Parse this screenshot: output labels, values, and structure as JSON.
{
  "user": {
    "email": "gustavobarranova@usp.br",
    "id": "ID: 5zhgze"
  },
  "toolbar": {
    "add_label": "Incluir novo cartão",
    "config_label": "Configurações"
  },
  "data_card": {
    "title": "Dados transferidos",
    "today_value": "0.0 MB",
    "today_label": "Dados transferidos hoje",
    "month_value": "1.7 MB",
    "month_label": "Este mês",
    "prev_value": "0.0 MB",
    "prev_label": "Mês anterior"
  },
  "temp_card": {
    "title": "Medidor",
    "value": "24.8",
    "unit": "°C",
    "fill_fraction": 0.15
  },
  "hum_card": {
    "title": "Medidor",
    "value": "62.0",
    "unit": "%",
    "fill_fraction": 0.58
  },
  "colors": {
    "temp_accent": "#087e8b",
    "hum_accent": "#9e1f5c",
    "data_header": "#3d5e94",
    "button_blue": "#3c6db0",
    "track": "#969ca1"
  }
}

__________________________________________________

STATED GOAL — Copy every line of the records word for word.

FULL SOLUTION —
Parse this screenshot: output labels, values, and structure as JSON.
{
  "user": {
    "email": "gustavobarranova@usp.br",
    "id": "ID: 5zhgze"
  },
  "toolbar": {
    "add_label": "Incluir novo cartão",
    "config_label": "Configurações"
  },
  "data_card": {
    "title": "Dados transferidos",
    "today_value": "0.0 MB",
    "today_label": "Dados transferidos hoje",
    "month_value": "1.7 MB",
    "month_label": "Este mês",
    "prev_value": "0.0 MB",
    "prev_label": "Mês anterior"
  },
  "temp_card": {
    "title": "Medidor",
    "value": "24.8",
    "unit": "°C",
    "fill_fraction": 0.15
  },
  "hum_card": {
    "title": "Medidor",
    "value": "62.0",
    "unit": "%",
    "fill_fraction": 0.58
  },
  "colors": {
    "temp_accent": "#087e8b",
    "hum_accent": "#9e1f5c",
    "data_header": "#3d5e94",
    "button_blue": "#3c6db0",
    "track": "#969ca1"
  }
}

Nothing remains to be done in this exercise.